● **Written task**: Copy the records below exactly as they are written.
######
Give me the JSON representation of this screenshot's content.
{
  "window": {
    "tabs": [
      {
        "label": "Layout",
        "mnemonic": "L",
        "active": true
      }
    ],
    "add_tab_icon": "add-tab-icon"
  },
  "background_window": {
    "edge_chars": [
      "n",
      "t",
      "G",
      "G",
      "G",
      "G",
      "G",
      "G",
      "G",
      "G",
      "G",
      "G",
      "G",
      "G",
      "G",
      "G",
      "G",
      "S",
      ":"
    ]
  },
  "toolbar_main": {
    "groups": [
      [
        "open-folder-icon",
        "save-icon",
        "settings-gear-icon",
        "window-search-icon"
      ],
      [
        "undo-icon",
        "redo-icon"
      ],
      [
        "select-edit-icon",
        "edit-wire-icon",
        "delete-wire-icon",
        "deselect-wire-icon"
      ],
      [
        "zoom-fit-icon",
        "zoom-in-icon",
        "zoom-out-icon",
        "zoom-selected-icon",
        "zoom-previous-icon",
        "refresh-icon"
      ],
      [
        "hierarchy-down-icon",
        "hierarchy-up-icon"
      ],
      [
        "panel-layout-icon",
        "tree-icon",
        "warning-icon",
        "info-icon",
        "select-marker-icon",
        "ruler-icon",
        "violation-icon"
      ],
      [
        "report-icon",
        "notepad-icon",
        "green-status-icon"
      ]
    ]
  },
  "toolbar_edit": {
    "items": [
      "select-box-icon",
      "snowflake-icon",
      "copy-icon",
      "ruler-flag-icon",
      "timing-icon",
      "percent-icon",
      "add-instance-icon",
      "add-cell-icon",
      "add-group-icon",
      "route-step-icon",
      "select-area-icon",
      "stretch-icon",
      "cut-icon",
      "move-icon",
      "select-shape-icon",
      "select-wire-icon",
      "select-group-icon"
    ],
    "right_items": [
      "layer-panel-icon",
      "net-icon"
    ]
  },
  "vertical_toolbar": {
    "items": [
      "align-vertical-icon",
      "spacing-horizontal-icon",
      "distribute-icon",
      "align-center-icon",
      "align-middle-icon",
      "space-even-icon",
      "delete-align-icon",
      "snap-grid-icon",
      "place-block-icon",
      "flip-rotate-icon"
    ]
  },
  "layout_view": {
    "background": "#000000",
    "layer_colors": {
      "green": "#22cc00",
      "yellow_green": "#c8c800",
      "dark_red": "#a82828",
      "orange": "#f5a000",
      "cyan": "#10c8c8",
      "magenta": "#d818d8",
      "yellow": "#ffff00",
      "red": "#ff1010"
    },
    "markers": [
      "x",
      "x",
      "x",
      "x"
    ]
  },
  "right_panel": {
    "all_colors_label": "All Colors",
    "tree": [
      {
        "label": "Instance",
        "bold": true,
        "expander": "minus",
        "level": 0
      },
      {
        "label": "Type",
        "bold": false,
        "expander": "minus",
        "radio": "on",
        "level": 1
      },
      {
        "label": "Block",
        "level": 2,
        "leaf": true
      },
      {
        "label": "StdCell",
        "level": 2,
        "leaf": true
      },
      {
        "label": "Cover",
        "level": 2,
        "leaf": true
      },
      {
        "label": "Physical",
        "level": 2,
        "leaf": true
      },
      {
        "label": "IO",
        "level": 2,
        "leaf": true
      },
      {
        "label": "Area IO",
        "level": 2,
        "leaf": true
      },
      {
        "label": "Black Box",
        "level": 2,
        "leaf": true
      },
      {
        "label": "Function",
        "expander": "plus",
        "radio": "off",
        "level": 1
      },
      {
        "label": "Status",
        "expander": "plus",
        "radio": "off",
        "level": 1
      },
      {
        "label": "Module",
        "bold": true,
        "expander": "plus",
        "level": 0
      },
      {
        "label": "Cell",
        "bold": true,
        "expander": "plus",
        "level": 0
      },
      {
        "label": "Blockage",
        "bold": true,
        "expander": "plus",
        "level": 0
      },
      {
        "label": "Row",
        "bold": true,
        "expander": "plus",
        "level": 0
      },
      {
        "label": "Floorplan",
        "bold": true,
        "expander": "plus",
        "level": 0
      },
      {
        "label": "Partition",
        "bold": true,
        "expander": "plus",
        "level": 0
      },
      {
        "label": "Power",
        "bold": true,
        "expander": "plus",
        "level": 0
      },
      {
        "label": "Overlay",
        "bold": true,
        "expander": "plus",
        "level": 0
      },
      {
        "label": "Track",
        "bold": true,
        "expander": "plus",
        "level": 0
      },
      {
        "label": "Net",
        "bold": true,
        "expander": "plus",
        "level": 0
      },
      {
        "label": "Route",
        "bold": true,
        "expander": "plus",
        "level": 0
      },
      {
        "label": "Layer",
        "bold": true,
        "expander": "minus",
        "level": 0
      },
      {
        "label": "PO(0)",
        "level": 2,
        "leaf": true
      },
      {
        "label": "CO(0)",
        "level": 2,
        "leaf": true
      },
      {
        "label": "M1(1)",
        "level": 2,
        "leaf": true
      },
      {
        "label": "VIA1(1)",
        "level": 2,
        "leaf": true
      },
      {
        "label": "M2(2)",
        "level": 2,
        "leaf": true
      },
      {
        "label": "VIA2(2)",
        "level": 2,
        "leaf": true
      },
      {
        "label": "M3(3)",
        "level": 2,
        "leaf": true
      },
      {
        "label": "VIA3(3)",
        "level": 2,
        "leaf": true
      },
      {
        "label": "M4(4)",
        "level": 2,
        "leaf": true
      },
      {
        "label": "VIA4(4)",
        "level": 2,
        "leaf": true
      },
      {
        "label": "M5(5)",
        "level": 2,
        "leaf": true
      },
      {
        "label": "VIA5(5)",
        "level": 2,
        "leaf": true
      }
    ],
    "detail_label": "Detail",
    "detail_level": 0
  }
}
######
● **Task output**:
Give me the JSON representation of this screenshot's content.
{
  "window": {
    "tabs": [
      {
        "label": "Layout",
        "mnemonic": "L",
        "active": true
      }
    ],
    "add_tab_icon": "add-tab-icon"
  },
  "background_window": {
    "edge_chars": [
      "n",
      "t",
      "G",
      "G",
      "G",
      "G",
      "G",
      "G",
      "G",
      "G",
      "G",
      "G",
      "G",
      "G",
      "G",
      "G",
      "G",
      "S",
      ":"
    ]
  },
  "toolbar_main": {
    "groups": [
      [
        "open-folder-icon",
        "save-icon",
        "settings-gear-icon",
        "window-search-icon"
      ],
      [
        "undo-icon",
        "redo-icon"
      ],
      [
        "select-edit-icon",
        "edit-wire-icon",
        "delete-wire-icon",
        "deselect-wire-icon"
      ],
      [
        "zoom-fit-icon",
        "zoom-in-icon",
        "zoom-out-icon",
        "zoom-selected-icon",
        "zoom-previous-icon",
        "refresh-icon"
      ],
      [
        "hierarchy-down-icon",
        "hierarchy-up-icon"
      ],
      [
        "panel-layout-icon",
        "tree-icon",
        "warning-icon",
        "info-icon",
        "select-marker-icon",
        "ruler-icon",
        "violation-icon"
      ],
      [
        "report-icon",
        "notepad-icon",
        "green-status-icon"
      ]
    ]
  },
  "toolbar_edit": {
    "items": [
      "select-box-icon",
      "snowflake-icon",
      "copy-icon",
      "ruler-flag-icon",
      "timing-icon",
      "percent-icon",
      "add-instance-icon",
      "add-cell-icon",
      "add-group-icon",
      "route-step-icon",
      "select-area-icon",
      "stretch-icon",
      "cut-icon",
      "move-icon",
      "select-shape-icon",
      "select-wire-icon",
      "select-group-icon"
    ],
    "right_items": [
      "layer-panel-icon",
      "net-icon"
    ]
  },
  "vertical_toolbar": {
    "items": [
      "align-vertical-icon",
      "spacing-horizontal-icon",
      "distribute-icon",
      "align-center-icon",
      "align-middle-icon",
      "space-even-icon",
      "delete-align-icon",
      "snap-grid-icon",
      "place-block-icon",
      "flip-rotate-icon"
    ]
  },
  "layout_view": {
    "background": "#000000",
    "layer_colors": {
      "green": "#22cc00",
      "yellow_green": "#c8c800",
      "dark_red": "#a82828",
      "orange": "#f5a000",
      "cyan": "#10c8c8",
      "magenta": "#d818d8",
      "yellow": "#ffff00",
      "red": "#ff1010"
    },
    "markers": [
      "x",
      "x",
      "x",
      "x"
    ]
  },
  "right_panel": {
    "all_colors_label": "All Colors",
    "tree": [
      {
        "label": "Instance",
        "bold": true,
        "expander": "minus",
        "level": 0
      },
      {
        "label": "Type",
        "bold": false,
        "expander": "minus",
        "radio": "on",
        "level": 1
      },
      {
        "label": "Block",
        "level": 2,
        "leaf": true
      },
      {
        "label": "StdCell",
        "level": 2,
        "leaf": true
      },
      {
        "label": "Cover",
        "level": 2,
        "leaf": true
      },
      {
        "label": "Physical",
        "level": 2,
        "leaf": true
      },
      {
        "label": "IO",
        "level": 2,
        "leaf": true
      },
      {
        "label": "Area IO",
        "level": 2,
        "leaf": true
      },
      {
        "label": "Black Box",
        "level": 2,
        "leaf": true
      },
      {
        "label": "Function",
        "expander": "plus",
        "radio": "off",
        "level": 1
      },
      {
        "label": "Status",
        "expander": "plus",
        "radio": "off",
        "level": 1
      },
      {
        "label": "Module",
        "bold": true,
        "expander": "plus",
        "level": 0
      },
      {
        "label": "Cell",
        "bold": true,
        "expander": "plus",
        "level": 0
      },
      {
        "label": "Blockage",
        "bold": true,
        "expander": "plus",
        "level": 0
      },
      {
        "label": "Row",
        "bold": true,
        "expander": "plus",
        "level": 0
      },
      {
        "label": "Floorplan",
        "bold": true,
        "expander": "plus",
        "level": 0
      },
      {
        "label": "Partition",
        "bold": true,
        "expander": "plus",
        "level": 0
      },
      {
        "label": "Power",
        "bold": true,
        "expander": "plus",
        "level": 0
      },
      {
        "label": "Overlay",
        "bold": true,
        "expander": "plus",
        "level": 0
      },
      {
        "label": "Track",
        "bold": true,
        "expander": "plus",
        "level": 0
      },
      {
        "label": "Net",
        "bold": true,
        "expander": "plus",
        "level": 0
      },
      {
        "label": "Route",
        "bold": true,
        "expander": "plus",
        "level": 0
      },
      {
        "label": "Layer",
        "bold": true,
        "expander": "minus",
        "level": 0
      },
      {
        "label": "PO(0)",
        "level": 2,
        "leaf": true
      },
      {
        "label": "CO(0)",
        "level": 2,
        "leaf": true
      },
      {
        "label": "M1(1)",
        "level": 2,
        "leaf": true
      },
      {
        "label": "VIA1(1)",
        "level": 2,
        "leaf": true
      },
      {
        "label": "M2(2)",
        "level": 2,
        "leaf": true
      },
      {
        "label": "VIA2(2)",
        "level": 2,
        "leaf": true
      },
      {
        "label": "M3(3)",
        "level": 2,
        "leaf": true
      },
      {
        "label": "VIA3(3)",
        "level": 2,
        "leaf": true
      },
      {
        "label": "M4(4)",
        "level": 2,
        "leaf": true
      },
      {
        "label": "VIA4(4)",
        "level": 2,
        "leaf": true
      },
      {
        "label": "M5(5)",
        "level": 2,
        "leaf": true
      },
      {
        "label": "VIA5(5)",
        "level": 2,
        "leaf": true
      }
    ],
    "detail_label": "Detail",
    "detail_level": 0
  }
}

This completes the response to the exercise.